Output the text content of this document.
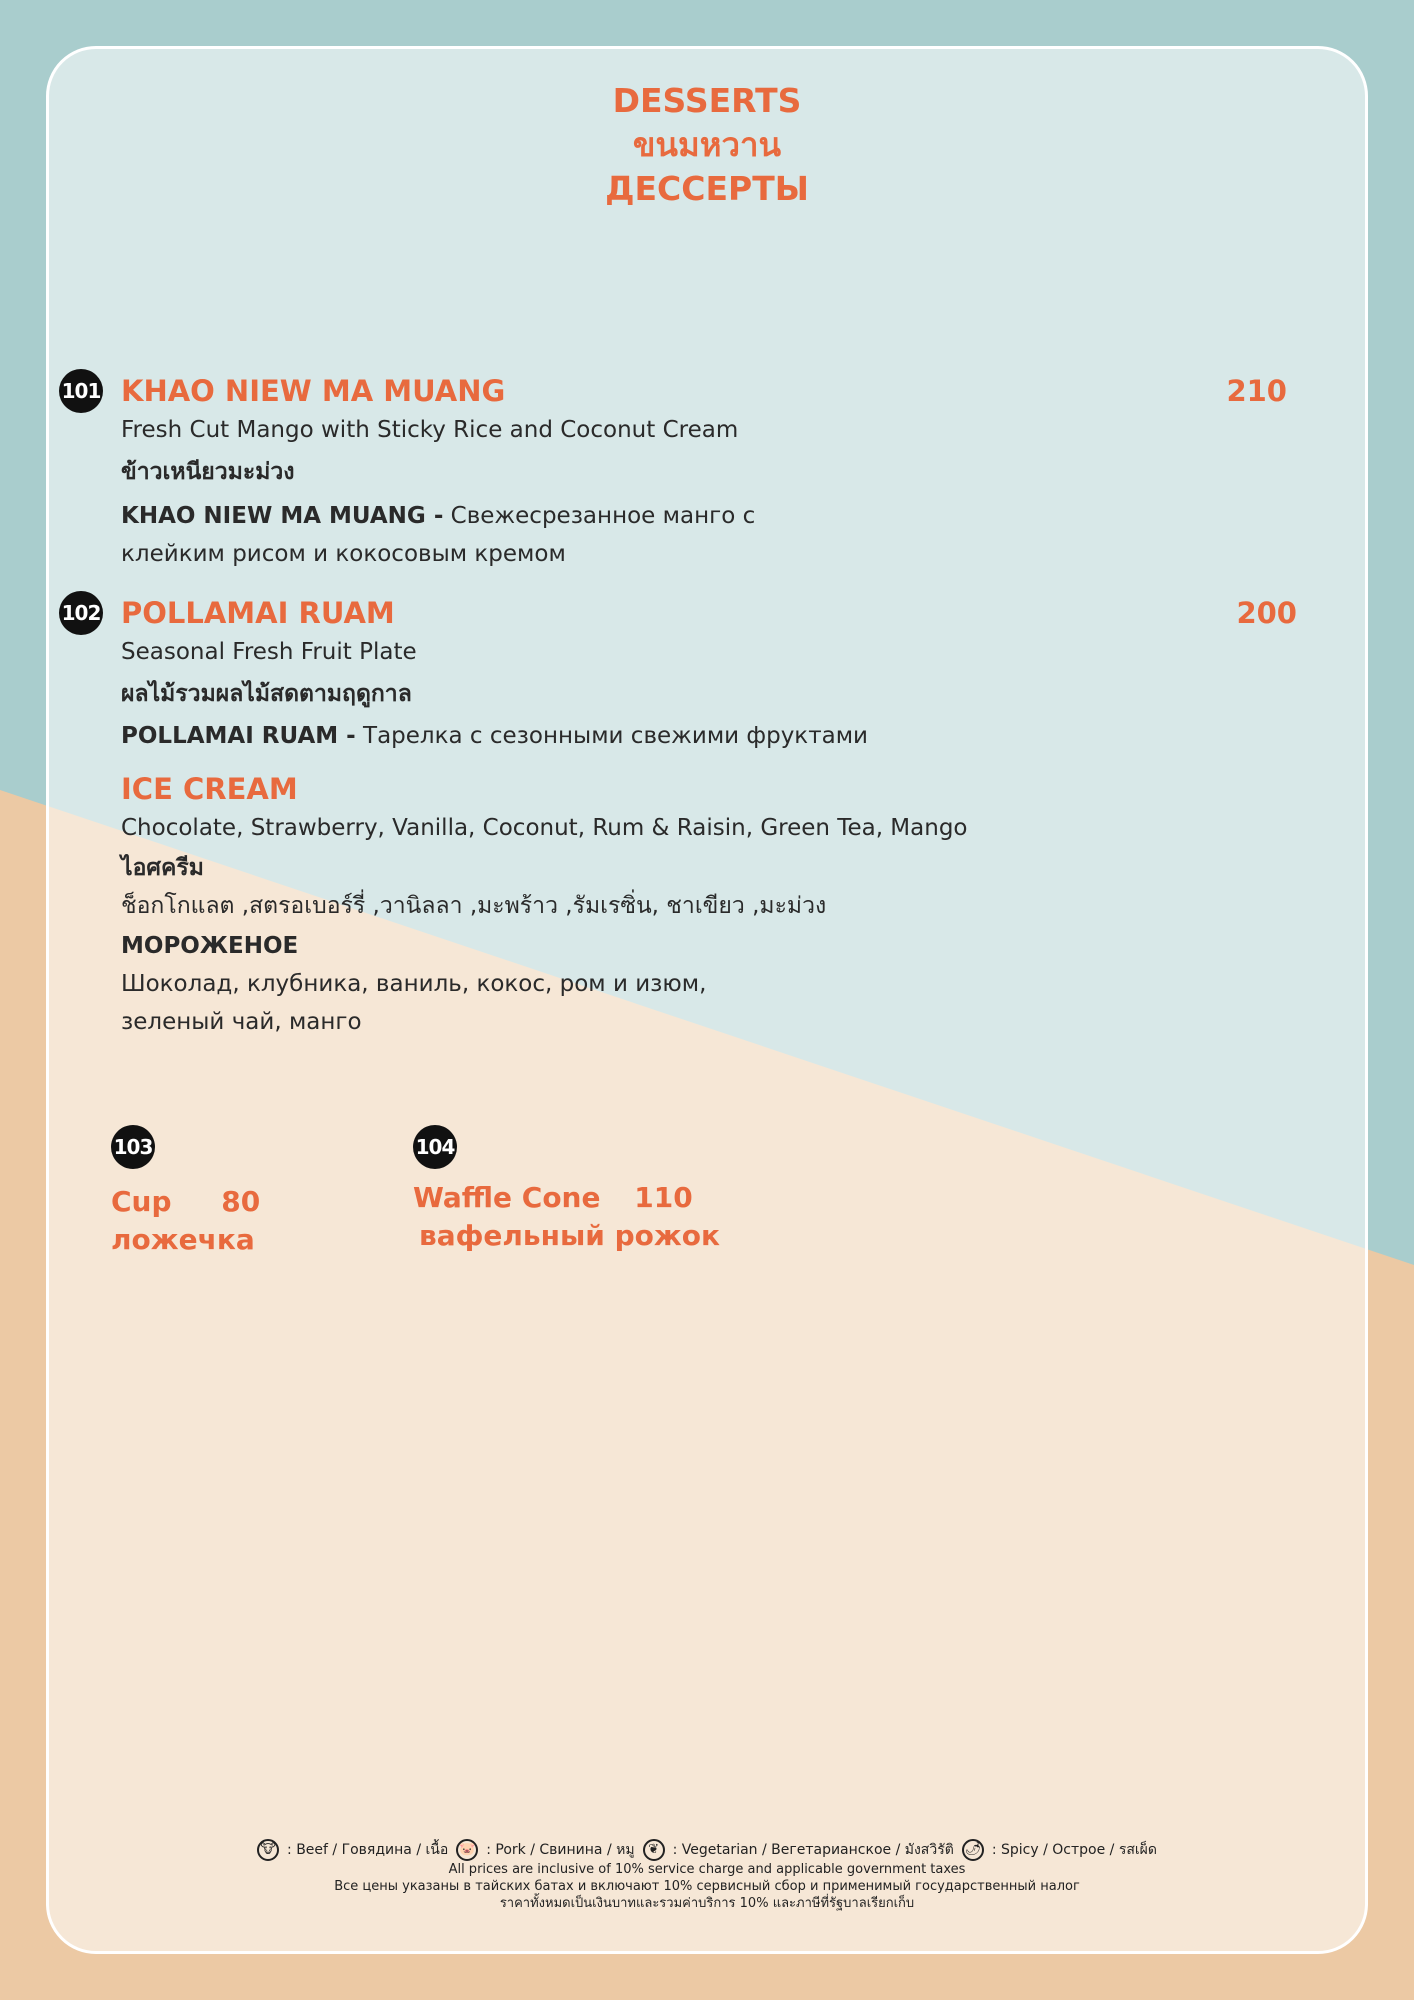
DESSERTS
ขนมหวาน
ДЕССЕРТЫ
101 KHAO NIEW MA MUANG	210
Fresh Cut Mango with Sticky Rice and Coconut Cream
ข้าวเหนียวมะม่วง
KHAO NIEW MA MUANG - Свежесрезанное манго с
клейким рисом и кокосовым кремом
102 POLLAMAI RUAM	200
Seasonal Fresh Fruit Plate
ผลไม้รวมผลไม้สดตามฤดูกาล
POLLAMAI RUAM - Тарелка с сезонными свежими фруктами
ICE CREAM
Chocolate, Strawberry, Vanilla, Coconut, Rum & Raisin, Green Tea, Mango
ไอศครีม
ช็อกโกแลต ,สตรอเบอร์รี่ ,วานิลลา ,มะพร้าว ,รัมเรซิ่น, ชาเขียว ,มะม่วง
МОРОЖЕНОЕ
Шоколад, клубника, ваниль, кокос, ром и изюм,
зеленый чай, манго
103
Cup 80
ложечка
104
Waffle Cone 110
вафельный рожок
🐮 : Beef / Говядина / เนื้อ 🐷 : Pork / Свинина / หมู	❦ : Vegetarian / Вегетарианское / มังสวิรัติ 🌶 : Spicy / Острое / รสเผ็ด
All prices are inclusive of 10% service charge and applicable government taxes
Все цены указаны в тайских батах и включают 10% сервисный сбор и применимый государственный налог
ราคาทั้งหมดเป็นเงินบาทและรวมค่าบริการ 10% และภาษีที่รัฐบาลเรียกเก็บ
* * *
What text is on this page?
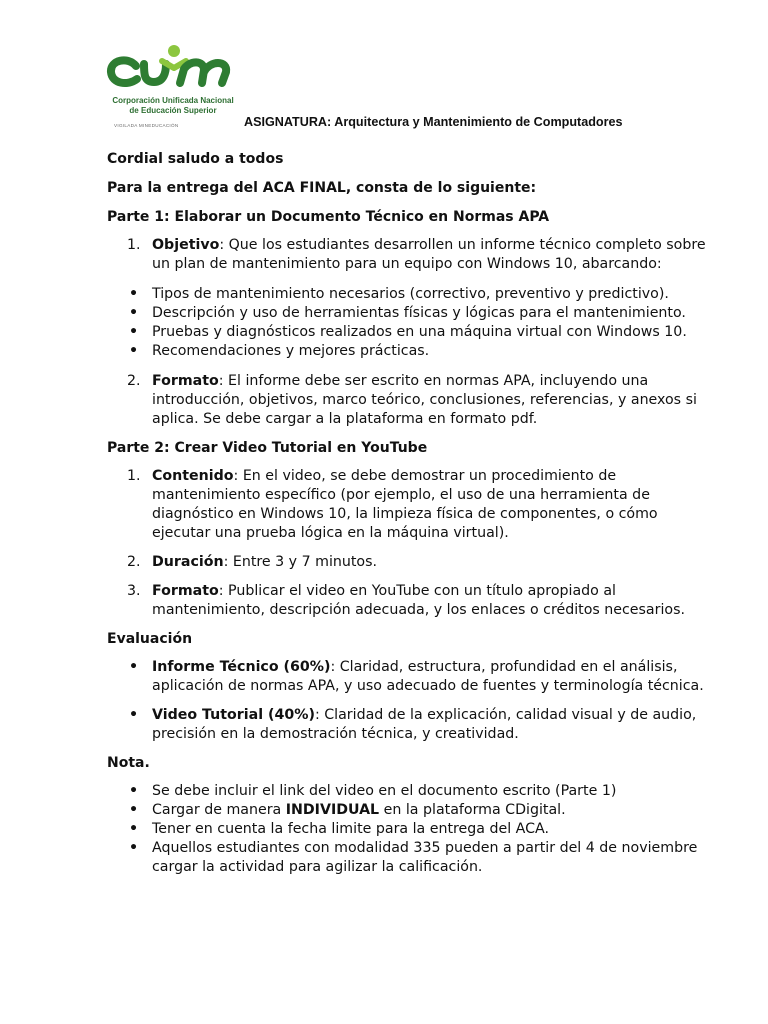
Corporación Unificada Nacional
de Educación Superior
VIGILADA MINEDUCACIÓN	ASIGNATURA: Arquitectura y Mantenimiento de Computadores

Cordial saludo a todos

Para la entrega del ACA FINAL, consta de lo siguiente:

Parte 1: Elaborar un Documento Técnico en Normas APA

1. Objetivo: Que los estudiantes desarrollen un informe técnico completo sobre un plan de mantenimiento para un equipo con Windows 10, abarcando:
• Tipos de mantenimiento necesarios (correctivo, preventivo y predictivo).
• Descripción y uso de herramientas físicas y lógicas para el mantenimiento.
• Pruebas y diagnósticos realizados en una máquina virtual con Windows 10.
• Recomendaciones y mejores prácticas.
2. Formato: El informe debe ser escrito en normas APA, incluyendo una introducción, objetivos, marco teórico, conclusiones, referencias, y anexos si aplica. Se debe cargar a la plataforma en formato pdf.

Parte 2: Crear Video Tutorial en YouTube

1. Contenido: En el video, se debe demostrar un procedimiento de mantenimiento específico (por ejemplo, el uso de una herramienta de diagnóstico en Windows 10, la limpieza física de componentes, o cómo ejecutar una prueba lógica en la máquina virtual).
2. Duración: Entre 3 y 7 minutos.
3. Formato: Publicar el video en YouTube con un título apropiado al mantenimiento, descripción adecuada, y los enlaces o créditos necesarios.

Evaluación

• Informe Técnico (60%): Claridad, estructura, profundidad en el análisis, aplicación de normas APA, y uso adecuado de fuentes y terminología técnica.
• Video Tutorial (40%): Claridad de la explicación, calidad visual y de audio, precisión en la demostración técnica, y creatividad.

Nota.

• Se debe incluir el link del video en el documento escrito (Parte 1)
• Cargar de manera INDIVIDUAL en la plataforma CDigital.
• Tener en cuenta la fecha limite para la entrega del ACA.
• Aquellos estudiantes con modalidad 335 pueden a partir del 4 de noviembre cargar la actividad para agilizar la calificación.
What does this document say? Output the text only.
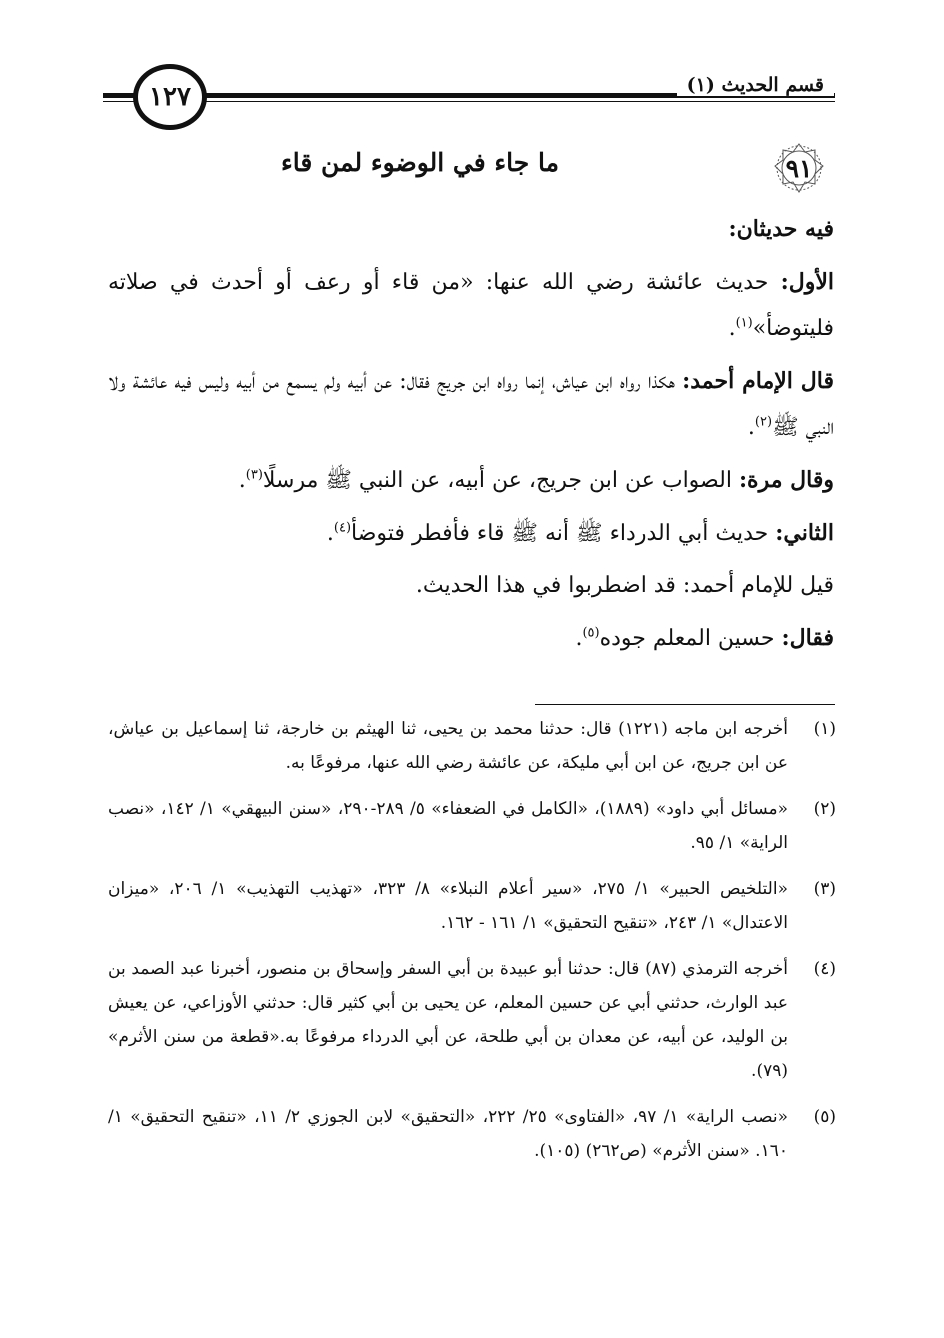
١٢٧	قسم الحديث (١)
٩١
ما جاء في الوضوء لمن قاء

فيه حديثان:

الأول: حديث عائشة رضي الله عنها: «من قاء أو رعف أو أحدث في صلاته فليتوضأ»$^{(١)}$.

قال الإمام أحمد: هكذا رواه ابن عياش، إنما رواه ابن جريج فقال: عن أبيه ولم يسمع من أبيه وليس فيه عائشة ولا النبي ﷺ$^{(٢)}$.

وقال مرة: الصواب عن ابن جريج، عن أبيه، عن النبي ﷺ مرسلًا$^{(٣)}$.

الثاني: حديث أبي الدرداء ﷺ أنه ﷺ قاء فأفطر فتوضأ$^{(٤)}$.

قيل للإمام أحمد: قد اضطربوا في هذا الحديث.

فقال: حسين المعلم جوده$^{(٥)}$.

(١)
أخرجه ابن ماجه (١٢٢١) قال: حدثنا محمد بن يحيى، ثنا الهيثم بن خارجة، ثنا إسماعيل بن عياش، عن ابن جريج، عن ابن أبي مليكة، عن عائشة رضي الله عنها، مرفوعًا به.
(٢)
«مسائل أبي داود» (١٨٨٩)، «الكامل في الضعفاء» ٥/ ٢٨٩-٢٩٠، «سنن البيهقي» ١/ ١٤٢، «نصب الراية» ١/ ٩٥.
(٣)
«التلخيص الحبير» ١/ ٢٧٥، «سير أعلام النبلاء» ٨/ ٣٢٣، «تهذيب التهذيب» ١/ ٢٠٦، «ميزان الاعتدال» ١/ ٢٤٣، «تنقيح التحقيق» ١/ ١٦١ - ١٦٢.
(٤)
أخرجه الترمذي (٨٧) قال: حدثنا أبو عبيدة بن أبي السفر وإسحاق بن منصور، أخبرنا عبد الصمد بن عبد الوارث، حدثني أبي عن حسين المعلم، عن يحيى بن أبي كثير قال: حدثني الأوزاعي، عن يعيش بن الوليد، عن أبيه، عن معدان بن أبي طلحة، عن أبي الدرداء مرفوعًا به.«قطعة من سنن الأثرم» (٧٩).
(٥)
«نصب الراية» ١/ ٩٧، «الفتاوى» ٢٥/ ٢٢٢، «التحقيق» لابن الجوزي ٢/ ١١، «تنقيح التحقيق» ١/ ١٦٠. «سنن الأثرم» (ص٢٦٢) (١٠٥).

EXERCISE PROMPT =
Identify the lines in the entries above that contain "يحيى", then copy them out.

ANSWER =
أخرجه ابن ماجه (١٢٢١) قال: حدثنا محمد بن يحيى، ثنا الهيثم بن خارجة، ثنا إسماعيل بن عياش، عن ابن جريج، عن ابن أبي مليكة، عن عائشة رضي الله عنها، مرفوعًا به.
أخرجه الترمذي (٨٧) قال: حدثنا أبو عبيدة بن أبي السفر وإسحاق بن منصور، أخبرنا عبد الصمد بن عبد الوارث، حدثني أبي عن حسين المعلم، عن يحيى بن أبي كثير قال: حدثني الأوزاعي، عن يعيش بن الوليد، عن أبيه، عن معدان بن أبي طلحة، عن أبي الدرداء مرفوعًا به.«قطعة من سنن الأثرم» (٧٩).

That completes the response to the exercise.